### [Exercise details]
Wherever a line in the records contains the word "charts", return that line.

Dataset rows for apps and sites:
========
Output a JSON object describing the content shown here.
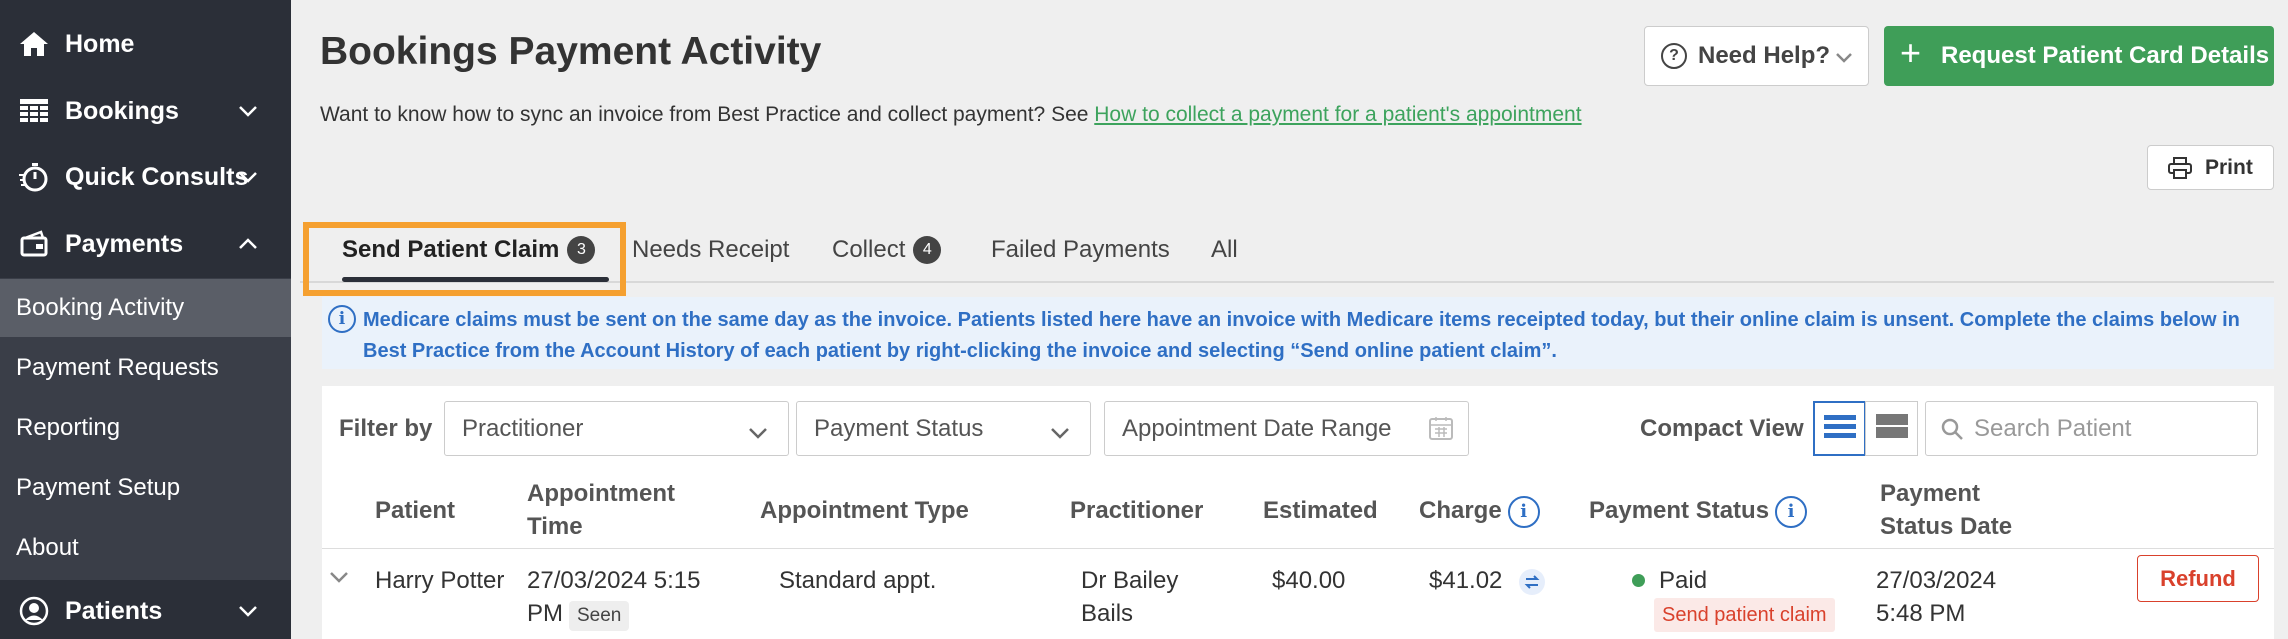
{
  "sidebar": {
    "items": [
      {
        "label": "Home",
        "icon": "home-icon"
      },
      {
        "label": "Bookings",
        "icon": "bookings-grid-icon"
      },
      {
        "label": "Quick Consults",
        "icon": "stopwatch-icon"
      },
      {
        "label": "Payments",
        "icon": "payments-card-icon"
      },
      {
        "label": "Patients",
        "icon": "patient-avatar-icon"
      }
    ],
    "payments_sub": [
      {
        "label": "Booking Activity",
        "active": true
      },
      {
        "label": "Payment Requests"
      },
      {
        "label": "Reporting"
      },
      {
        "label": "Payment Setup"
      },
      {
        "label": "About"
      }
    ]
  },
  "header": {
    "title": "Bookings Payment Activity",
    "subtitle": "Want to know how to sync an invoice from Best Practice and collect payment? See ",
    "subtitle_link": "How to collect a payment for a patient's appointment",
    "help_label": "Need Help?",
    "request_label": "Request Patient Card Details",
    "print_label": "Print"
  },
  "tabs": [
    {
      "label": "Send Patient Claim",
      "count": "3",
      "active": true
    },
    {
      "label": "Needs Receipt"
    },
    {
      "label": "Collect",
      "count": "4"
    },
    {
      "label": "Failed Payments"
    },
    {
      "label": "All"
    }
  ],
  "info_banner": "Medicare claims must be sent on the same day as the invoice. Patients listed here have an invoice with Medicare items receipted today, but their online claim is unsent. Complete the claims below in Best Practice from the Account History of each patient by right-clicking the invoice and selecting “Send online patient claim”.",
  "filters": {
    "label": "Filter by",
    "practitioner": "Practitioner",
    "payment_status": "Payment Status",
    "date_range": "Appointment Date Range",
    "compact_view": "Compact View",
    "search_placeholder": "Search Patient"
  },
  "table": {
    "headers": {
      "patient": "Patient",
      "appt_time_1": "Appointment",
      "appt_time_2": "Time",
      "appt_type": "Appointment Type",
      "practitioner": "Practitioner",
      "estimated": "Estimated",
      "charge": "Charge",
      "payment_status": "Payment Status",
      "status_date_1": "Payment",
      "status_date_2": "Status Date"
    },
    "rows": [
      {
        "patient": "Harry Potter",
        "time_1": "27/03/2024 5:15",
        "time_2": "PM",
        "seen": "Seen",
        "type": "Standard appt.",
        "practitioner_1": "Dr Bailey",
        "practitioner_2": "Bails",
        "estimated": "$40.00",
        "charge": "$41.02",
        "status": "Paid",
        "status_sub": "Send patient claim",
        "date_1": "27/03/2024",
        "date_2": "5:48 PM",
        "action": "Refund"
      }
    ]
  },
  "colors": {
    "sidebar_bg": "#2b2f38",
    "accent_green": "#3f9e58",
    "info_blue": "#2f6fc4",
    "danger_red": "#d9412c",
    "highlight_orange": "#f5a030"
  }
}
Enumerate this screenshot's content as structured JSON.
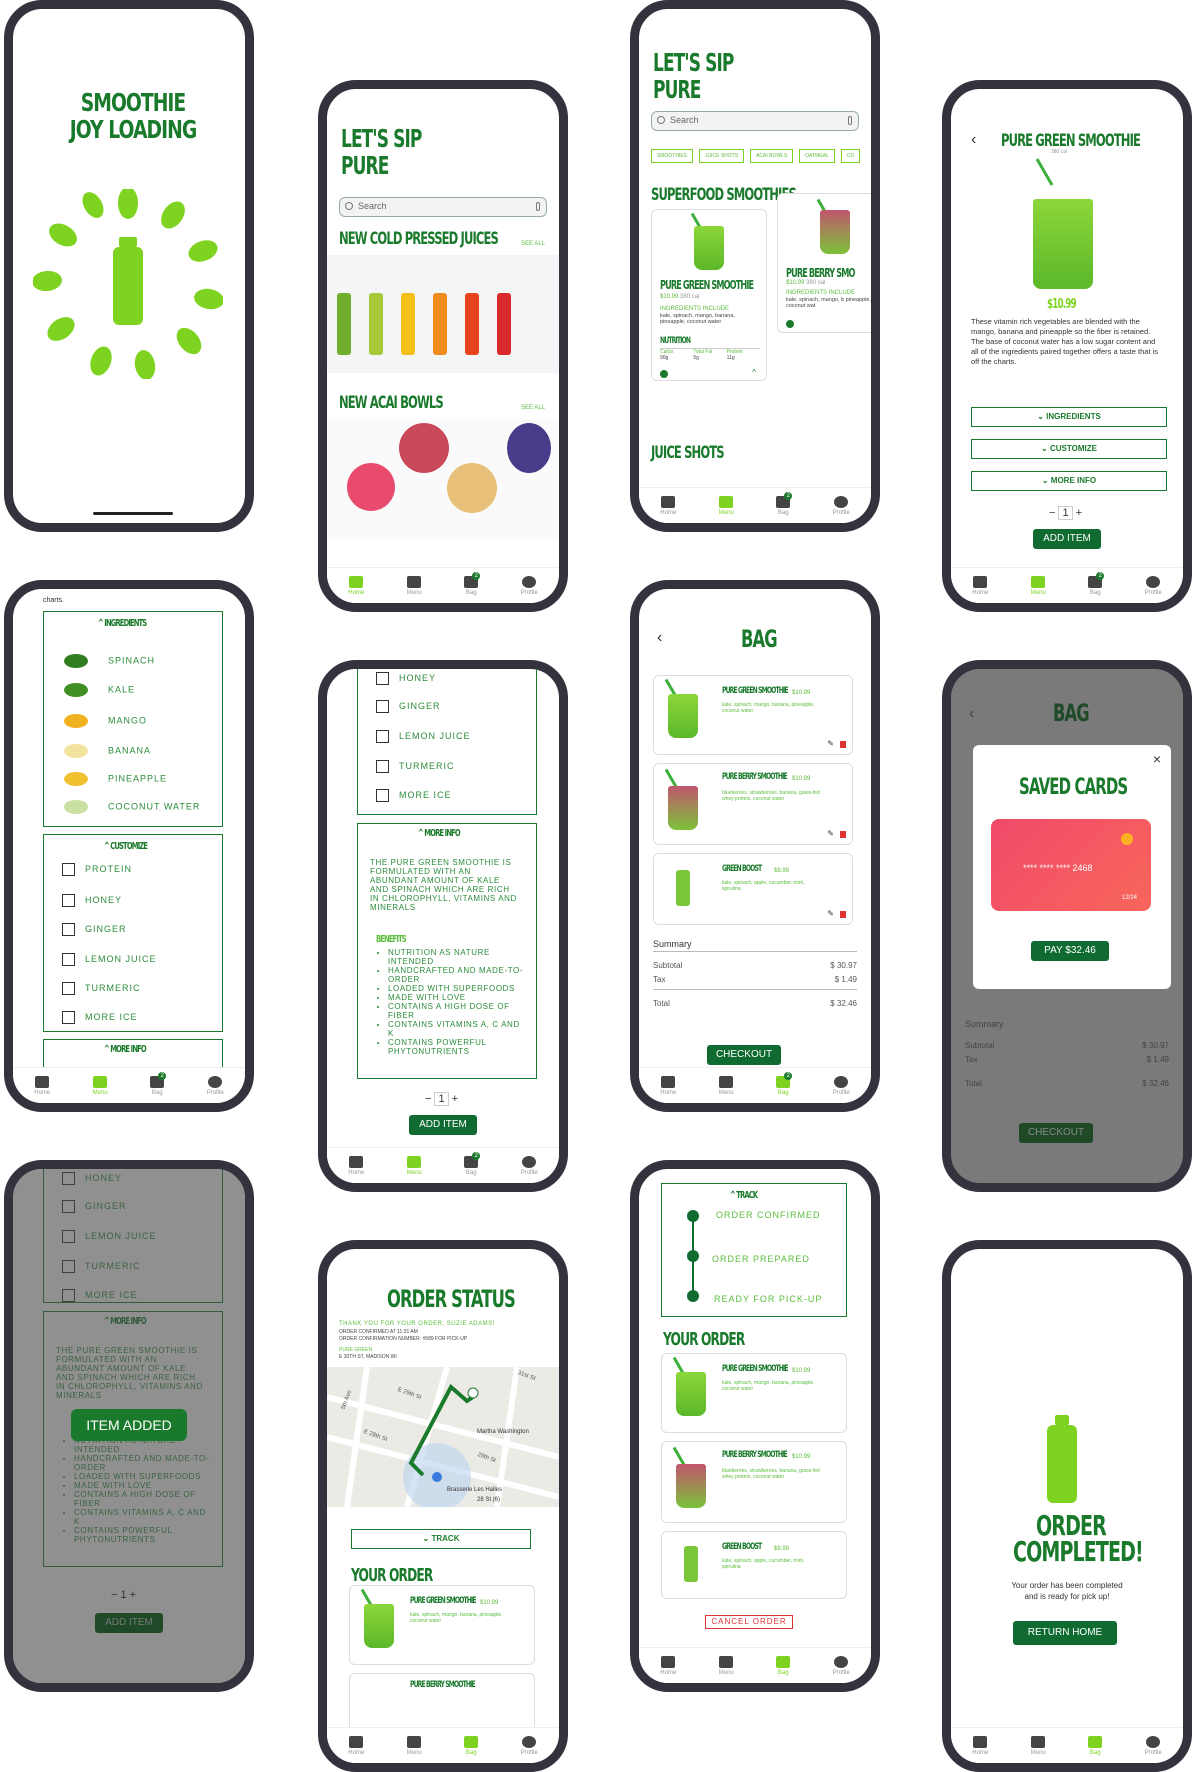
{
  "loading": {
    "title": "SMOOTHIE JOY LOADING"
  },
  "nav": {
    "home": "Home",
    "menu": "Menu",
    "bag": "Bag",
    "profile": "Profile",
    "bag_count": "2"
  },
  "home": {
    "title_l1": "LET'S SIP",
    "title_l2": "PURE",
    "search_placeholder": "Search",
    "sec1": "NEW COLD PRESSED JUICES",
    "see_all": "SEE ALL",
    "sec2": "NEW ACAI BOWLS"
  },
  "menu": {
    "title_l1": "LET'S SIP",
    "title_l2": "PURE",
    "search_placeholder": "Search",
    "chips": [
      "SMOOTHIES",
      "JUICE SHOTS",
      "ACAI BOWLS",
      "OATMEAL",
      "CO"
    ],
    "section": "SUPERFOOD SMOOTHIES",
    "section2": "JUICE SHOTS",
    "card1": {
      "name": "PURE GREEN SMOOTHIE",
      "price": "$10.99",
      "cal": "380 cal",
      "ing_label": "INGREDIENTS INCLUDE",
      "ing": "kale, spinach, mango, banana, pineapple, coconut water",
      "nutrition": "NUTRITION",
      "n1": "Carbs",
      "n1v": "90g",
      "n2": "Total Fat",
      "n2v": "5g",
      "n3": "Protein",
      "n3v": "11g"
    },
    "card2": {
      "name": "PURE BERRY SMO",
      "price": "$10.99",
      "cal": "380 cal",
      "ing_label": "INGREDIENTS INCLUDE",
      "ing": "kale, spinach, mango, b pineapple, coconut wat"
    }
  },
  "detail": {
    "title": "PURE GREEN SMOOTHIE",
    "cal": "380 cal",
    "price": "$10.99",
    "desc": "These vitamin rich vegetables are blended with the mango, banana and pineapple so the fiber is retained. The base of coconut water has a low sugar content and all of the ingredients paired together offers a taste that is off the charts.",
    "ingredients": "INGREDIENTS",
    "customize": "CUSTOMIZE",
    "more_info": "MORE INFO",
    "qty": "1",
    "add": "ADD ITEM"
  },
  "ingredients": {
    "charts": "charts.",
    "head": "INGREDIENTS",
    "items": [
      "SPINACH",
      "KALE",
      "MANGO",
      "BANANA",
      "PINEAPPLE",
      "COCONUT WATER"
    ],
    "custom_head": "CUSTOMIZE",
    "custom": [
      "PROTEIN",
      "HONEY",
      "GINGER",
      "LEMON JUICE",
      "TURMERIC",
      "MORE ICE"
    ],
    "more_info": "MORE INFO"
  },
  "moreinfo": {
    "custom": [
      "HONEY",
      "GINGER",
      "LEMON JUICE",
      "TURMERIC",
      "MORE ICE"
    ],
    "head": "MORE INFO",
    "text": "THE PURE GREEN SMOOTHIE IS FORMULATED WITH AN ABUNDANT AMOUNT OF KALE AND SPINACH WHICH ARE RICH IN CHLOROPHYLL, VITAMINS AND MINERALS",
    "benefits": "BENEFITS",
    "list": [
      "NUTRITION AS NATURE INTENDED",
      "HANDCRAFTED AND MADE-TO-ORDER",
      "LOADED WITH SUPERFOODS",
      "MADE WITH LOVE",
      "CONTAINS A HIGH DOSE OF FIBER",
      "CONTAINS VITAMINS A, C AND K",
      "CONTAINS POWERFUL PHYTONUTRIENTS"
    ],
    "qty": "1",
    "add": "ADD ITEM"
  },
  "bag": {
    "title": "BAG",
    "items": [
      {
        "name": "PURE GREEN SMOOTHIE",
        "price": "$10.99",
        "desc": "kale, spinach, mango, banana, pineapple, coconut water"
      },
      {
        "name": "PURE BERRY SMOOTHIE",
        "price": "$10.99",
        "desc": "blueberries, strawberries, banana, grass-fed whey protein, coconut water"
      },
      {
        "name": "GREEN BOOST",
        "price": "$8.99",
        "desc": "kale, spinach, apple, cucumber, mint, spirulina"
      }
    ],
    "summary": "Summary",
    "subtotal": "Subtotal",
    "subtotal_v": "$ 30.97",
    "tax": "Tax",
    "tax_v": "$ 1.49",
    "total": "Total",
    "total_v": "$ 32.46",
    "checkout": "CHECKOUT"
  },
  "cards": {
    "title": "SAVED CARDS",
    "number": "**** **** **** 2468",
    "exp": "12/24",
    "pay": "PAY $32.46",
    "close": "×"
  },
  "added": {
    "toast": "ITEM ADDED"
  },
  "status": {
    "title": "ORDER STATUS",
    "thanks": "THANK YOU FOR YOUR ORDER, SUZIE ADAMS!",
    "confirmed": "ORDER CONFIRMED AT 11:31 AM",
    "conf_no": "ORDER CONFIRMATION NUMBER: #589 FOR PICK-UP",
    "store": "PURE GREEN",
    "addr": "E 30TH ST, MADISON WI",
    "track": "TRACK",
    "your_order": "YOUR ORDER",
    "map_labels": [
      "E 29th St",
      "E 28th St",
      "Martha Washington",
      "Brasserie Les Halles",
      "28 St (6)",
      "31st St",
      "5th Ave",
      "29th St"
    ]
  },
  "track": {
    "head": "TRACK",
    "steps": [
      "ORDER CONFIRMED",
      "ORDER PREPARED",
      "READY FOR PICK-UP"
    ],
    "your_order": "YOUR ORDER",
    "cancel": "CANCEL ORDER"
  },
  "complete": {
    "title_l1": "ORDER",
    "title_l2": "COMPLETED!",
    "msg1": "Your order has been completed",
    "msg2": "and is ready for pick up!",
    "btn": "RETURN HOME"
  },
  "colors": {
    "green": "#1a7a2c",
    "lime": "#7ed321",
    "frame": "#34323d"
  }
}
========
### [Answer below]
    "desc": "These vitamin rich vegetables are blended with the mango, banana and pineapple so the fiber is retained. The base of coconut water has a low sugar content and all of the ingredients paired together offers a taste that is off the charts.",
    "charts": "charts.",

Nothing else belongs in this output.